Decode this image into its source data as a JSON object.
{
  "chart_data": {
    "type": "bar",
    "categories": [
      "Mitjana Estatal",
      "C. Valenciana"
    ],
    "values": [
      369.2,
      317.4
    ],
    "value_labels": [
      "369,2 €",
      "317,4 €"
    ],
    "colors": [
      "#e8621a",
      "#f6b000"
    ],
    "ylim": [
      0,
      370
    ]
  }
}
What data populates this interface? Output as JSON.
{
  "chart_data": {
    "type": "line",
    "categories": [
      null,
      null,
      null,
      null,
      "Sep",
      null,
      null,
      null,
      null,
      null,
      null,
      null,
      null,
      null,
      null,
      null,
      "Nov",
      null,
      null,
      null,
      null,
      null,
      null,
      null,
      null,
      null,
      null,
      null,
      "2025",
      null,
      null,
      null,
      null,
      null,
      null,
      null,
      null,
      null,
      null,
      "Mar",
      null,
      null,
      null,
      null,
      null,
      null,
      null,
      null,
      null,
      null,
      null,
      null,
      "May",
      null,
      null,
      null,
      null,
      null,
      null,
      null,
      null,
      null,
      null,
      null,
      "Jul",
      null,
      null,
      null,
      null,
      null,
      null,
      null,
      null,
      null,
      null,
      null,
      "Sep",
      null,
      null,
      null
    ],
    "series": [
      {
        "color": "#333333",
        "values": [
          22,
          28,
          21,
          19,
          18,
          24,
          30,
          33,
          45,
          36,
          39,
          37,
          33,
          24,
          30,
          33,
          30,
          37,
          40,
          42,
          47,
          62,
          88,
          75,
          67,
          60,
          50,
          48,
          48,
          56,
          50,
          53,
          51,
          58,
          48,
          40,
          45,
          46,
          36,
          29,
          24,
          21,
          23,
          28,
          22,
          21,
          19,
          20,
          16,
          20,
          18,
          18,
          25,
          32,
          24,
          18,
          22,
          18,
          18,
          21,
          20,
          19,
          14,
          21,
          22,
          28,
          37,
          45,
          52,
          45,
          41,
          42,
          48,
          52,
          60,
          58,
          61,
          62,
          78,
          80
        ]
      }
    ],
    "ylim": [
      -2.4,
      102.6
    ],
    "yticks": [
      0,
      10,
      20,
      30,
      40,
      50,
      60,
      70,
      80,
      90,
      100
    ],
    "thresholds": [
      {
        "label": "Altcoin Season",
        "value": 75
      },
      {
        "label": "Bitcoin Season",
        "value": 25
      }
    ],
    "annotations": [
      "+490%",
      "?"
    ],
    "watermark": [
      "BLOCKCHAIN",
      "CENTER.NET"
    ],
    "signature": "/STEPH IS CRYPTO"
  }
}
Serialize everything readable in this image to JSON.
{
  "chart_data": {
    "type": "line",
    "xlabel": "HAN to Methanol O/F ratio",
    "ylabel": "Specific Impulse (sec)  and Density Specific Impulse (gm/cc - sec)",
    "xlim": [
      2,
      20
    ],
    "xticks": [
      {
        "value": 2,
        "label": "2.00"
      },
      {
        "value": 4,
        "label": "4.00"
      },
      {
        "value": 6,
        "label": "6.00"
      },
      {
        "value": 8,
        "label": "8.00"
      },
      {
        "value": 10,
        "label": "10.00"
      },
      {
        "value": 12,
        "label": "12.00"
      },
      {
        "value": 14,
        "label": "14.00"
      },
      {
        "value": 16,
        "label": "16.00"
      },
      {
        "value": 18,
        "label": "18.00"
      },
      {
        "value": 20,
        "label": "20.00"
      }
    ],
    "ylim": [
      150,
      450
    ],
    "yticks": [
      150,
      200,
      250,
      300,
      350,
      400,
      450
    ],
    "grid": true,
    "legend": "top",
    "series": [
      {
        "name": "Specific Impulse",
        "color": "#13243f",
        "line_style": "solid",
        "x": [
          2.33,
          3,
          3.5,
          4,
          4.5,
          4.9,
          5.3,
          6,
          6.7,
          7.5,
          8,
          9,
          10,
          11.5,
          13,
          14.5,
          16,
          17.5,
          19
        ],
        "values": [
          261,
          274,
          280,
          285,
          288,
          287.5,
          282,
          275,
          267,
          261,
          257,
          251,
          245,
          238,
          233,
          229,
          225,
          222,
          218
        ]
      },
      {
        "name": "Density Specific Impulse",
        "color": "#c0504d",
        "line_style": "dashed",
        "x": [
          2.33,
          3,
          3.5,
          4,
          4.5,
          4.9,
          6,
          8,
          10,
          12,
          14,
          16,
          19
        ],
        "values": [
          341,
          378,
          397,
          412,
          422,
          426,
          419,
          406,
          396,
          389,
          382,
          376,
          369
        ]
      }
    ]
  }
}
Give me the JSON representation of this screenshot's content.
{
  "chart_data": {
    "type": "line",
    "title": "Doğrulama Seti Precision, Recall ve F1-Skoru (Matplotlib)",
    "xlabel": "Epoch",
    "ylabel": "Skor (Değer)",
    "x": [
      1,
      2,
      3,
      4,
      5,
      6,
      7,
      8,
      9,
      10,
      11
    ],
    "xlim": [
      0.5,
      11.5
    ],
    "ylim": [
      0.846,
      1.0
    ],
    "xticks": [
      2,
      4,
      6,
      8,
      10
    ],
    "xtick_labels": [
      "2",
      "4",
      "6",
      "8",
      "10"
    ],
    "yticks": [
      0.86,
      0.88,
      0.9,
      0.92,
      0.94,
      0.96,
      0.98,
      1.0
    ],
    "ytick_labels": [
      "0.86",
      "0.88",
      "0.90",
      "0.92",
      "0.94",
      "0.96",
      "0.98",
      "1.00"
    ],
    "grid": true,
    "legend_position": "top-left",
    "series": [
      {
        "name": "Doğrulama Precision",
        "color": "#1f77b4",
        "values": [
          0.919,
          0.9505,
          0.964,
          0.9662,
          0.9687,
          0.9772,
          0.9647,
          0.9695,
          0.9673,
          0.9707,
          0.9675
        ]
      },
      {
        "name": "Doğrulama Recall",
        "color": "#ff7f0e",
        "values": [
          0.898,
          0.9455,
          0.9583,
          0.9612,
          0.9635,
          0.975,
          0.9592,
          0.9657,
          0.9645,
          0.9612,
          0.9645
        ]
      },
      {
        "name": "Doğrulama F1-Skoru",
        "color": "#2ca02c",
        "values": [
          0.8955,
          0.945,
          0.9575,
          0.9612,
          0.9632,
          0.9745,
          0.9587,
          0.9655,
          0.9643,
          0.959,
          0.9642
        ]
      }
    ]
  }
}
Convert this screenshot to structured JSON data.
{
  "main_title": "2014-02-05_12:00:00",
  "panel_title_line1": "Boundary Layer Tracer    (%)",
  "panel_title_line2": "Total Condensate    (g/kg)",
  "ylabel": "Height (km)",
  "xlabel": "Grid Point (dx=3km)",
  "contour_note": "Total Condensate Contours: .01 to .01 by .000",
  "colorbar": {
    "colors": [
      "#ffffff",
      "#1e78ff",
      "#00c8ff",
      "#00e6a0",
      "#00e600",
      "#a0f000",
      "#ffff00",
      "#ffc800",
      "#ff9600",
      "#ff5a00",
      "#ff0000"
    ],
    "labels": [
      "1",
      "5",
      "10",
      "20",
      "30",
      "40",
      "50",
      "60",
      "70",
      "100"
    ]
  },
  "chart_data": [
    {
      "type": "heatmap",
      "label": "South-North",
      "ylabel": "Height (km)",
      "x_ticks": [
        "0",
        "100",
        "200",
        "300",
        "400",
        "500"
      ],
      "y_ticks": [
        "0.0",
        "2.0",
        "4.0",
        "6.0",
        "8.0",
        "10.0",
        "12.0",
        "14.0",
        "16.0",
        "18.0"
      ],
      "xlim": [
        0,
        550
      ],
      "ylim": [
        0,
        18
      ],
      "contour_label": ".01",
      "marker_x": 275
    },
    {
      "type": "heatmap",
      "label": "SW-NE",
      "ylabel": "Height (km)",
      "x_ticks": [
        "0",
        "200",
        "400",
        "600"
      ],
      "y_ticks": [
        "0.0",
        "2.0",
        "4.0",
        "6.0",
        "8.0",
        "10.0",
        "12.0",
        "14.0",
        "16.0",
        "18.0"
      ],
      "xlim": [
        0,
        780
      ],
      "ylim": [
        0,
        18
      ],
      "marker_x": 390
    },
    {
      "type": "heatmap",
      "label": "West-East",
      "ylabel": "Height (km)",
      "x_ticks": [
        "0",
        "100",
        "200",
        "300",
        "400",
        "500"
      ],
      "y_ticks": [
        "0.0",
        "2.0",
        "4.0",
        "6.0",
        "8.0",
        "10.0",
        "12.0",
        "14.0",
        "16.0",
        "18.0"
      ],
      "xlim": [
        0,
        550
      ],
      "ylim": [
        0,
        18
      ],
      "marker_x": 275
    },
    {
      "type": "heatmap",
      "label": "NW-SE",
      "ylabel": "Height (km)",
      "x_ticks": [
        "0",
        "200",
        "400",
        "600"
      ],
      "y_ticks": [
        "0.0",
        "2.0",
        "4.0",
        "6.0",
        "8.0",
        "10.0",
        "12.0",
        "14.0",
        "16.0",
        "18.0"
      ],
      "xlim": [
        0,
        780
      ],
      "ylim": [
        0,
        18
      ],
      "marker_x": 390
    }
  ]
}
····················
* **WHAT YOU ARE ASKED TO DO**: Of the lines in this material, state how many hold the string "Impulse". Write no other words.

* **FINISHED TASK**: 3